Start EXERCISE INPUTS

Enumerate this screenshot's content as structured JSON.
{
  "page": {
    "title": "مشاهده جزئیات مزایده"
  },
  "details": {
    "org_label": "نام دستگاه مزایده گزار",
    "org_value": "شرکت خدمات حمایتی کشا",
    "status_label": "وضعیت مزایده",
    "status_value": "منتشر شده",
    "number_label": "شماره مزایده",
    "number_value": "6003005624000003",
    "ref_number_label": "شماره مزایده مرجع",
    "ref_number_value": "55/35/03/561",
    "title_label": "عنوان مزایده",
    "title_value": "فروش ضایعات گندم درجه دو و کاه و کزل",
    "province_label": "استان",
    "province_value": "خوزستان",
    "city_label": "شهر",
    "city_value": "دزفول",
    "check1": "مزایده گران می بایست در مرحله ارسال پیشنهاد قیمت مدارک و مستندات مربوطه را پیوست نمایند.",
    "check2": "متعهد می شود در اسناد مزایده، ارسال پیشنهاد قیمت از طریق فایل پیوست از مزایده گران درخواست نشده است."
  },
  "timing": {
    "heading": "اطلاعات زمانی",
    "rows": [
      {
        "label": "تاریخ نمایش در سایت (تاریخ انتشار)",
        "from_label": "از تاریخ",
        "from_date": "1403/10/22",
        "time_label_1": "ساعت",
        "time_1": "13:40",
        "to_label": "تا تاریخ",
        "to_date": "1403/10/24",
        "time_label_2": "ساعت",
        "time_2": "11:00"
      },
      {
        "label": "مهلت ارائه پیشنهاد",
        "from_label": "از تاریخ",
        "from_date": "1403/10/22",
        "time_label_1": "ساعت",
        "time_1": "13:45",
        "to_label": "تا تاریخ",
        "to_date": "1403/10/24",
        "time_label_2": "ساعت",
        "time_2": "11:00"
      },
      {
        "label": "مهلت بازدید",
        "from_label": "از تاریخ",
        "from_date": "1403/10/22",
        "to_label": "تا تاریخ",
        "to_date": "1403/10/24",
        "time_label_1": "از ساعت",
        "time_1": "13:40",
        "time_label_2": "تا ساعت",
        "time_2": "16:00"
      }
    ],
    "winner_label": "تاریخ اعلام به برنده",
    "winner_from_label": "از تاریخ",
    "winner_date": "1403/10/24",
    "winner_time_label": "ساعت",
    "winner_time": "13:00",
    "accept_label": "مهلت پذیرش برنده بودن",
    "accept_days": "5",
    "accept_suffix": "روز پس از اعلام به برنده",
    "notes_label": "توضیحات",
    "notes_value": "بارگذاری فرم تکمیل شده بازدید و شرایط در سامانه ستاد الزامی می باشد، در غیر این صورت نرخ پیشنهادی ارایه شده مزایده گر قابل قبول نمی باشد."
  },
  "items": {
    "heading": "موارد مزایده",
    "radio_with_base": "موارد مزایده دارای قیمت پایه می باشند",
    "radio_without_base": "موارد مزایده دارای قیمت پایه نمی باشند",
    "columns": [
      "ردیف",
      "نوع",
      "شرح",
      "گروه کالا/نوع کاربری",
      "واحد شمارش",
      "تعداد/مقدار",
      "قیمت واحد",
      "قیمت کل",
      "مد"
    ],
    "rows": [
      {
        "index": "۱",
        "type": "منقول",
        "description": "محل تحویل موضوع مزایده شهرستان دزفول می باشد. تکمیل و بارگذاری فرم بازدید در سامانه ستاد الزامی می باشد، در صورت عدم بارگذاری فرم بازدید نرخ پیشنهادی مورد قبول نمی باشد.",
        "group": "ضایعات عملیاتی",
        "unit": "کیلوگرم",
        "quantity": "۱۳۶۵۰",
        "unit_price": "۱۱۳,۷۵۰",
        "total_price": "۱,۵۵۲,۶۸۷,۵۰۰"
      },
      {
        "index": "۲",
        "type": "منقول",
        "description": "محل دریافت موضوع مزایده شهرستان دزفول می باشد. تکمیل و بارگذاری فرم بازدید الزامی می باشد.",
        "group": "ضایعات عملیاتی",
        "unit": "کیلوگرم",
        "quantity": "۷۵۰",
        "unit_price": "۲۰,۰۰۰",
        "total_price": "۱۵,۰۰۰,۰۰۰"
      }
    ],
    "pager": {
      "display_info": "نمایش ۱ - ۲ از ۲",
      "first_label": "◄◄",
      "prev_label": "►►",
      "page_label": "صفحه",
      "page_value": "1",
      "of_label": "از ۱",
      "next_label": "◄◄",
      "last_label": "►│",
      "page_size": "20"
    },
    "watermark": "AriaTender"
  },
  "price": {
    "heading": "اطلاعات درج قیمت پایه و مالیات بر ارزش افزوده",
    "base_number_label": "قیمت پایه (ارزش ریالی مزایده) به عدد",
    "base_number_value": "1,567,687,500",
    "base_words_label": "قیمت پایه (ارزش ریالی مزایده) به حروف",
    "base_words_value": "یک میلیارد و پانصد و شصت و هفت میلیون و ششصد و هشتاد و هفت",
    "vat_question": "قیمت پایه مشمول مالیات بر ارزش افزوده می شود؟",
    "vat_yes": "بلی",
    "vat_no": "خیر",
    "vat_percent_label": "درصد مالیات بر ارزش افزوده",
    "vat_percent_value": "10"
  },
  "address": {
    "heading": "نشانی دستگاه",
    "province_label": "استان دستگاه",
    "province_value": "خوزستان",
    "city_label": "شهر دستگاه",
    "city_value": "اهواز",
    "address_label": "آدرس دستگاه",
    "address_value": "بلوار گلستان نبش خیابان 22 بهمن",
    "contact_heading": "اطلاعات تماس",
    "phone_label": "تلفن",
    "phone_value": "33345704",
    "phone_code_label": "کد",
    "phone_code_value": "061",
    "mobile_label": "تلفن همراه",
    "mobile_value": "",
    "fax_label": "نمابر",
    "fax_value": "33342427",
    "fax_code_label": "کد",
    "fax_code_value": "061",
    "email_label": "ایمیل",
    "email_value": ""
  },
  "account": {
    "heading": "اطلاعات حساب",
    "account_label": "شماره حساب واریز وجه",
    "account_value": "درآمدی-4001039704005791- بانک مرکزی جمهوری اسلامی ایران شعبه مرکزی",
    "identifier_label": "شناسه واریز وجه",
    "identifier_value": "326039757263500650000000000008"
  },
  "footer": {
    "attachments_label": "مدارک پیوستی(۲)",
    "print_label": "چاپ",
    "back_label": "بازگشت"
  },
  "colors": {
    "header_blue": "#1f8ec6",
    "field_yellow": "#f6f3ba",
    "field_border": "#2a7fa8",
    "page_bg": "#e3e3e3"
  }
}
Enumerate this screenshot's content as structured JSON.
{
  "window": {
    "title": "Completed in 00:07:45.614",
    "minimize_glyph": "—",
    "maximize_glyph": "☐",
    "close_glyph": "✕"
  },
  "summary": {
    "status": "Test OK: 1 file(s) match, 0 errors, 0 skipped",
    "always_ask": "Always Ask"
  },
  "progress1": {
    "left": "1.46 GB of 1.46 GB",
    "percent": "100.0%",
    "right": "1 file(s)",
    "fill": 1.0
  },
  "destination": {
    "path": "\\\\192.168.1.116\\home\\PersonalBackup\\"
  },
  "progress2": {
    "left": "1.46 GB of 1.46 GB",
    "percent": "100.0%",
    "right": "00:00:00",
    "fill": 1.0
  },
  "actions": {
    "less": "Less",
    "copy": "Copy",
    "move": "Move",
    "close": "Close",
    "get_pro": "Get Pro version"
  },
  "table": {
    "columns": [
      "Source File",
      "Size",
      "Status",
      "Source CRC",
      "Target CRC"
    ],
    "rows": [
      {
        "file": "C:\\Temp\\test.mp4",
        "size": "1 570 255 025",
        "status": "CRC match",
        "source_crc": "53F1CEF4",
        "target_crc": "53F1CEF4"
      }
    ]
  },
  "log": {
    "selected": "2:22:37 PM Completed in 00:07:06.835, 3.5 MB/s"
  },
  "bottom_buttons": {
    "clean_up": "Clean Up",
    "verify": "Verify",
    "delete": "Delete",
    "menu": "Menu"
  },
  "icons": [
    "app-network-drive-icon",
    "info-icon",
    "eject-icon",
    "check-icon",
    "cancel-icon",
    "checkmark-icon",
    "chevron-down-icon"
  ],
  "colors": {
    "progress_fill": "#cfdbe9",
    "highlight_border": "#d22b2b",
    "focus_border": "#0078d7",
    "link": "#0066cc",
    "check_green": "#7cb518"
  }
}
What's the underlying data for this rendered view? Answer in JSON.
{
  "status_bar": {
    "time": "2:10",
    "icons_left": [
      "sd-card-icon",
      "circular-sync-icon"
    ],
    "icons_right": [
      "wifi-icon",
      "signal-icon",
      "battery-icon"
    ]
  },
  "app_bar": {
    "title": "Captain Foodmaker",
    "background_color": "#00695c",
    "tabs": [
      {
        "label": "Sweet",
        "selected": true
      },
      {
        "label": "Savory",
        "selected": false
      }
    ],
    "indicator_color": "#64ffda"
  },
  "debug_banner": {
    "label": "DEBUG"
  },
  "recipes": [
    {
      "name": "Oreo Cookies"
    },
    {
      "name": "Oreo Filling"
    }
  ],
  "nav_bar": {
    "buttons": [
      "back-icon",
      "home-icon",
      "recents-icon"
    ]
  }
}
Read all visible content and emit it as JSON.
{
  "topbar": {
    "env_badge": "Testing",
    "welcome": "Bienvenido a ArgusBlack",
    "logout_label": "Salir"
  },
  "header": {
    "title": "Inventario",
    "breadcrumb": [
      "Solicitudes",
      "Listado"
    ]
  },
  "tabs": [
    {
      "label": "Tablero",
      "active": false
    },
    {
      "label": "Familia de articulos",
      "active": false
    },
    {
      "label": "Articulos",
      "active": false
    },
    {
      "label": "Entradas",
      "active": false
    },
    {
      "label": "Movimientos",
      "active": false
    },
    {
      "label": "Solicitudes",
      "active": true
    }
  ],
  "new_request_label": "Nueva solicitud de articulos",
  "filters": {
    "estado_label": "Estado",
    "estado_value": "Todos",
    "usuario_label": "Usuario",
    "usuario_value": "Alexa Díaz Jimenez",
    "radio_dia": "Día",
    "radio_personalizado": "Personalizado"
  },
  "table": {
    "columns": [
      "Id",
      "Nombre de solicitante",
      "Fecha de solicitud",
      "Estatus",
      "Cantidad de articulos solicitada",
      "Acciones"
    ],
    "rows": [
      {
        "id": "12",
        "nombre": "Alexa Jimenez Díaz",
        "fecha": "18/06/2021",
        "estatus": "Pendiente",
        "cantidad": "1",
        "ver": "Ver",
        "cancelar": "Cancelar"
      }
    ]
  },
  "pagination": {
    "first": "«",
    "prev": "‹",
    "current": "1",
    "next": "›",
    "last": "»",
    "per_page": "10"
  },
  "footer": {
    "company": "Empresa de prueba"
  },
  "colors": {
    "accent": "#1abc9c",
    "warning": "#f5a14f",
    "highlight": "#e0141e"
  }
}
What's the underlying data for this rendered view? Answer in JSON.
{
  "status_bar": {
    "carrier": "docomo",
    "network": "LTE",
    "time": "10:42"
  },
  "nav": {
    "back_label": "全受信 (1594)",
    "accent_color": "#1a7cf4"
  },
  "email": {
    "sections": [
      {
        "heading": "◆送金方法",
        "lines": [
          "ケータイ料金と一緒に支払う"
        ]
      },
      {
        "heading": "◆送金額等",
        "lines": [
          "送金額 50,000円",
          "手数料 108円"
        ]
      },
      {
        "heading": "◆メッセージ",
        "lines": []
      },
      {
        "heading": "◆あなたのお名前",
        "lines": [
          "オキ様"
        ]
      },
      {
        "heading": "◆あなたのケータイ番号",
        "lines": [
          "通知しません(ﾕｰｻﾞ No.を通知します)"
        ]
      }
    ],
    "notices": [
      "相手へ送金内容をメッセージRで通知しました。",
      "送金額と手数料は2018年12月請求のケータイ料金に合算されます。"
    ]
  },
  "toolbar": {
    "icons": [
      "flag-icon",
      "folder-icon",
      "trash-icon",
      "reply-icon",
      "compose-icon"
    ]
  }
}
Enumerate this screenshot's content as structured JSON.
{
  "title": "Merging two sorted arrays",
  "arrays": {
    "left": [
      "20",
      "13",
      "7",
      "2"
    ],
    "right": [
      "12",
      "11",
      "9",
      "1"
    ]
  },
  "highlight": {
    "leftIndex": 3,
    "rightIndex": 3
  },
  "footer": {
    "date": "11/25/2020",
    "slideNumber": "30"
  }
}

End EXERCISE INPUTS

**EXERCISE REQUIREMENTS**
List each line in the listing that contains the string "match".

**WORKED ANSWER**
    "status": "Test OK: 1 file(s) match, 0 errors, 0 skipped",
        "status": "CRC match",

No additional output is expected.